**WHAT TO WORK ON**
Write out the entire listing below exactly as it appears, minus any pictures.

■ ■ ■ ■

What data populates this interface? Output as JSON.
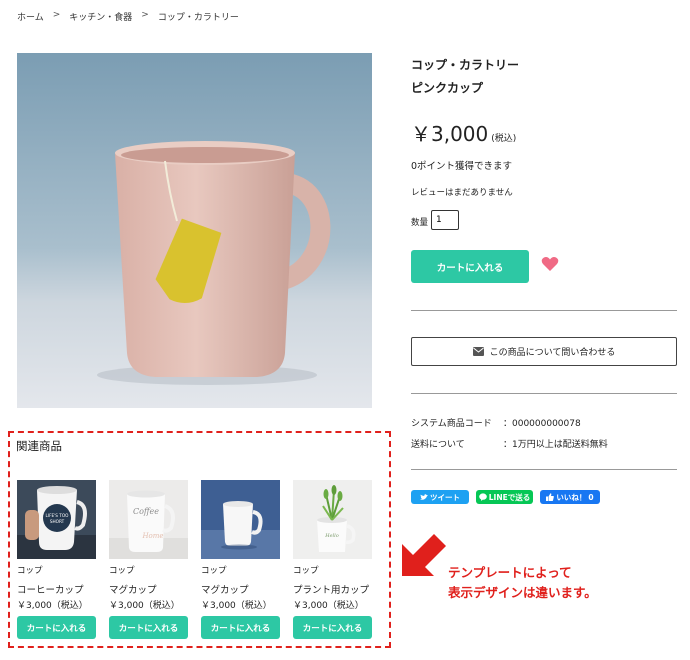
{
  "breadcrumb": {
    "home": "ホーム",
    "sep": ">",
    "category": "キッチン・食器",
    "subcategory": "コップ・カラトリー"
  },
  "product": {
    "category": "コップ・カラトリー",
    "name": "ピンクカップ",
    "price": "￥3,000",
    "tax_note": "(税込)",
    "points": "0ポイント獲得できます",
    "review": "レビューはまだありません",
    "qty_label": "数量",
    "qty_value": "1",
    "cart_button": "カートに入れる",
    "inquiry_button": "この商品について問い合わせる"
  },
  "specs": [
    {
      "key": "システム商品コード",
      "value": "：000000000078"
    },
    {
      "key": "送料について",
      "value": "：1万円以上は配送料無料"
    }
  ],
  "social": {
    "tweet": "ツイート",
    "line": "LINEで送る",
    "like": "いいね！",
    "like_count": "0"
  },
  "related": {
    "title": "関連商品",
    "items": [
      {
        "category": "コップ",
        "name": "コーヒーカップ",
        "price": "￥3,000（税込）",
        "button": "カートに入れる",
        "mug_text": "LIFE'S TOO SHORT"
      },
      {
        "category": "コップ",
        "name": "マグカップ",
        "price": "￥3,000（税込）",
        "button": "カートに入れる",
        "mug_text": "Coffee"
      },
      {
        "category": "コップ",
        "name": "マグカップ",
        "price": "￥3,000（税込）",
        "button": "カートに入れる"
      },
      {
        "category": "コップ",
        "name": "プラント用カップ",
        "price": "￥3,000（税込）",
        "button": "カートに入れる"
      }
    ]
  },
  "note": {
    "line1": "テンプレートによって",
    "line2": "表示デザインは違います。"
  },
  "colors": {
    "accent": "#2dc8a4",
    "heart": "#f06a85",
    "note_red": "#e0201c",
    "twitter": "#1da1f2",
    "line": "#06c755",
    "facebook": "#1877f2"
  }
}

■ ■ ■ ■

**TASK RESULT**
What data populates this interface? Output as JSON.
{
  "breadcrumb": {
    "home": "ホーム",
    "sep": ">",
    "category": "キッチン・食器",
    "subcategory": "コップ・カラトリー"
  },
  "product": {
    "category": "コップ・カラトリー",
    "name": "ピンクカップ",
    "price": "￥3,000",
    "tax_note": "(税込)",
    "points": "0ポイント獲得できます",
    "review": "レビューはまだありません",
    "qty_label": "数量",
    "qty_value": "1",
    "cart_button": "カートに入れる",
    "inquiry_button": "この商品について問い合わせる"
  },
  "specs": [
    {
      "key": "システム商品コード",
      "value": "：000000000078"
    },
    {
      "key": "送料について",
      "value": "：1万円以上は配送料無料"
    }
  ],
  "social": {
    "tweet": "ツイート",
    "line": "LINEで送る",
    "like": "いいね！",
    "like_count": "0"
  },
  "related": {
    "title": "関連商品",
    "items": [
      {
        "category": "コップ",
        "name": "コーヒーカップ",
        "price": "￥3,000（税込）",
        "button": "カートに入れる",
        "mug_text": "LIFE'S TOO SHORT"
      },
      {
        "category": "コップ",
        "name": "マグカップ",
        "price": "￥3,000（税込）",
        "button": "カートに入れる",
        "mug_text": "Coffee"
      },
      {
        "category": "コップ",
        "name": "マグカップ",
        "price": "￥3,000（税込）",
        "button": "カートに入れる"
      },
      {
        "category": "コップ",
        "name": "プラント用カップ",
        "price": "￥3,000（税込）",
        "button": "カートに入れる"
      }
    ]
  },
  "note": {
    "line1": "テンプレートによって",
    "line2": "表示デザインは違います。"
  },
  "colors": {
    "accent": "#2dc8a4",
    "heart": "#f06a85",
    "note_red": "#e0201c",
    "twitter": "#1da1f2",
    "line": "#06c755",
    "facebook": "#1877f2"
  }
}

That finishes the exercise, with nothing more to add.